> **What the exercise asks**
Below is some material; set it all down exactly, apart from the pictures.

> **Record excerpts**
* * * * * * * * *

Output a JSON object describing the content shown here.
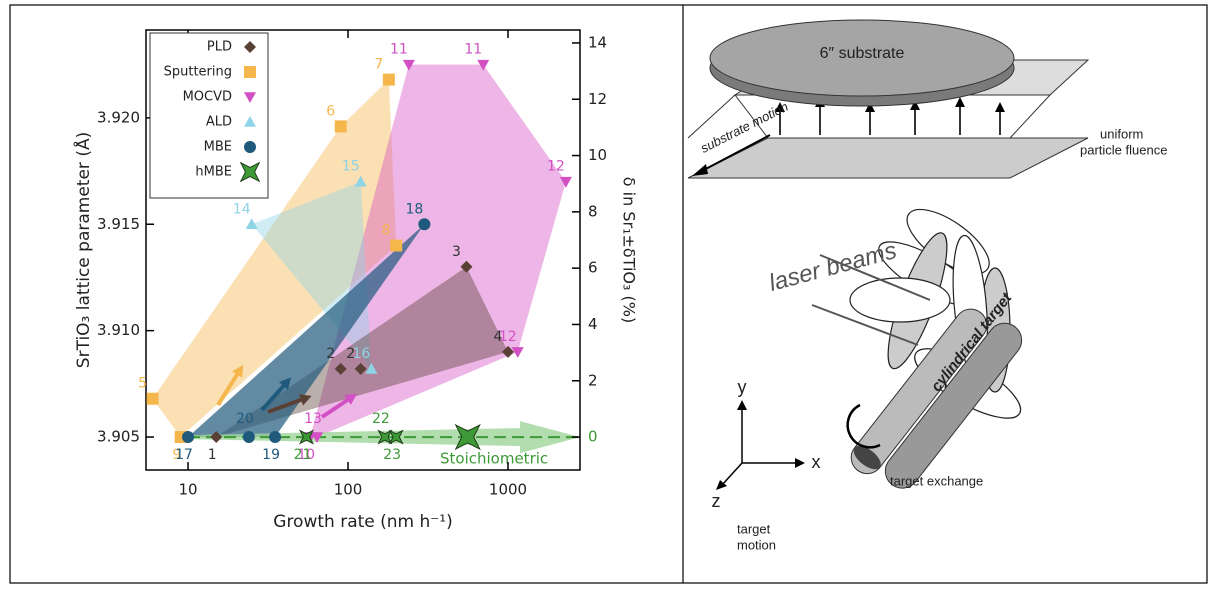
{
  "chart_data": {
    "type": "scatter",
    "xlabel": "Growth rate (nm h⁻¹)",
    "ylabel": "SrTiO₃ lattice parameter (Å)",
    "y2label": "δ in Sr₁±δTiO₃ (%)",
    "annotation": "Stoichiometric",
    "xscale": "log",
    "xlim": [
      5.46,
      2818
    ],
    "xticks": [
      10,
      100,
      1000
    ],
    "ylim": [
      3.90345,
      3.92413
    ],
    "yticks": [
      3.905,
      {
        "value": 3.91,
        "label": "3.910"
      },
      3.915,
      {
        "value": 3.92,
        "label": "3.920"
      }
    ],
    "y2lim": [
      -1.17,
      14.46
    ],
    "y2ticks": [
      0,
      2,
      4,
      6,
      8,
      10,
      12,
      14
    ],
    "legend": "upper left",
    "series": [
      {
        "name": "PLD",
        "color": "#5b4036",
        "marker": "diamond",
        "x": [
          15,
          90,
          120,
          550,
          1000
        ],
        "values": [
          3.905,
          3.9082,
          3.9082,
          3.913,
          3.909
        ],
        "labels": [
          "1",
          "2",
          "2",
          "3",
          "4"
        ]
      },
      {
        "name": "Sputtering",
        "color": "#f5b64c",
        "marker": "square",
        "x": [
          6,
          90,
          180,
          200,
          9
        ],
        "values": [
          3.9068,
          3.9196,
          3.9218,
          3.914,
          3.905
        ],
        "labels": [
          "5",
          "6",
          "7",
          "8",
          "9"
        ]
      },
      {
        "name": "MOCVD",
        "color": "#d350c4",
        "marker": "triangle-down",
        "x": [
          58,
          64,
          240,
          700,
          2300,
          1150
        ],
        "values": [
          3.905,
          3.905,
          3.9225,
          3.9225,
          3.917,
          3.909
        ],
        "labels": [
          "10",
          "13",
          "11",
          "11",
          "12",
          "12"
        ]
      },
      {
        "name": "ALD",
        "color": "#8fd3e6",
        "marker": "triangle-up",
        "x": [
          25,
          120,
          140
        ],
        "values": [
          3.915,
          3.917,
          3.9082
        ],
        "labels": [
          "14",
          "15",
          "16"
        ]
      },
      {
        "name": "MBE",
        "color": "#1f5a7c",
        "marker": "circle",
        "x": [
          10,
          300,
          35,
          24
        ],
        "values": [
          3.905,
          3.915,
          3.905,
          3.905
        ],
        "labels": [
          "17",
          "18",
          "19",
          "20"
        ]
      },
      {
        "name": "hMBE",
        "color": "#3d9a36",
        "marker": "star",
        "x": [
          55,
          170,
          200,
          560
        ],
        "values": [
          3.905,
          3.905,
          3.905,
          3.905
        ],
        "labels": [
          "21",
          "22",
          "23",
          null
        ]
      }
    ]
  },
  "diagram": {
    "substrate": "6″ substrate",
    "substrate_motion": "substrate motion",
    "fluence": [
      "uniform",
      "particle fluence"
    ],
    "laser": "laser beams",
    "target": "cylindrical target",
    "axes": [
      "y",
      "x",
      "z"
    ],
    "exchange": "target exchange",
    "target_motion": [
      "target",
      "motion"
    ]
  }
}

* * * * * * * * *

> **Exercise output**
Output a JSON object describing the content shown here.
{
  "chart_data": {
    "type": "scatter",
    "xlabel": "Growth rate (nm h⁻¹)",
    "ylabel": "SrTiO₃ lattice parameter (Å)",
    "y2label": "δ in Sr₁±δTiO₃ (%)",
    "annotation": "Stoichiometric",
    "xscale": "log",
    "xlim": [
      5.46,
      2818
    ],
    "xticks": [
      10,
      100,
      1000
    ],
    "ylim": [
      3.90345,
      3.92413
    ],
    "yticks": [
      3.905,
      {
        "value": 3.91,
        "label": "3.910"
      },
      3.915,
      {
        "value": 3.92,
        "label": "3.920"
      }
    ],
    "y2lim": [
      -1.17,
      14.46
    ],
    "y2ticks": [
      0,
      2,
      4,
      6,
      8,
      10,
      12,
      14
    ],
    "legend": "upper left",
    "series": [
      {
        "name": "PLD",
        "color": "#5b4036",
        "marker": "diamond",
        "x": [
          15,
          90,
          120,
          550,
          1000
        ],
        "values": [
          3.905,
          3.9082,
          3.9082,
          3.913,
          3.909
        ],
        "labels": [
          "1",
          "2",
          "2",
          "3",
          "4"
        ]
      },
      {
        "name": "Sputtering",
        "color": "#f5b64c",
        "marker": "square",
        "x": [
          6,
          90,
          180,
          200,
          9
        ],
        "values": [
          3.9068,
          3.9196,
          3.9218,
          3.914,
          3.905
        ],
        "labels": [
          "5",
          "6",
          "7",
          "8",
          "9"
        ]
      },
      {
        "name": "MOCVD",
        "color": "#d350c4",
        "marker": "triangle-down",
        "x": [
          58,
          64,
          240,
          700,
          2300,
          1150
        ],
        "values": [
          3.905,
          3.905,
          3.9225,
          3.9225,
          3.917,
          3.909
        ],
        "labels": [
          "10",
          "13",
          "11",
          "11",
          "12",
          "12"
        ]
      },
      {
        "name": "ALD",
        "color": "#8fd3e6",
        "marker": "triangle-up",
        "x": [
          25,
          120,
          140
        ],
        "values": [
          3.915,
          3.917,
          3.9082
        ],
        "labels": [
          "14",
          "15",
          "16"
        ]
      },
      {
        "name": "MBE",
        "color": "#1f5a7c",
        "marker": "circle",
        "x": [
          10,
          300,
          35,
          24
        ],
        "values": [
          3.905,
          3.915,
          3.905,
          3.905
        ],
        "labels": [
          "17",
          "18",
          "19",
          "20"
        ]
      },
      {
        "name": "hMBE",
        "color": "#3d9a36",
        "marker": "star",
        "x": [
          55,
          170,
          200,
          560
        ],
        "values": [
          3.905,
          3.905,
          3.905,
          3.905
        ],
        "labels": [
          "21",
          "22",
          "23",
          null
        ]
      }
    ]
  },
  "diagram": {
    "substrate": "6″ substrate",
    "substrate_motion": "substrate motion",
    "fluence": [
      "uniform",
      "particle fluence"
    ],
    "laser": "laser beams",
    "target": "cylindrical target",
    "axes": [
      "y",
      "x",
      "z"
    ],
    "exchange": "target exchange",
    "target_motion": [
      "target",
      "motion"
    ]
  }
}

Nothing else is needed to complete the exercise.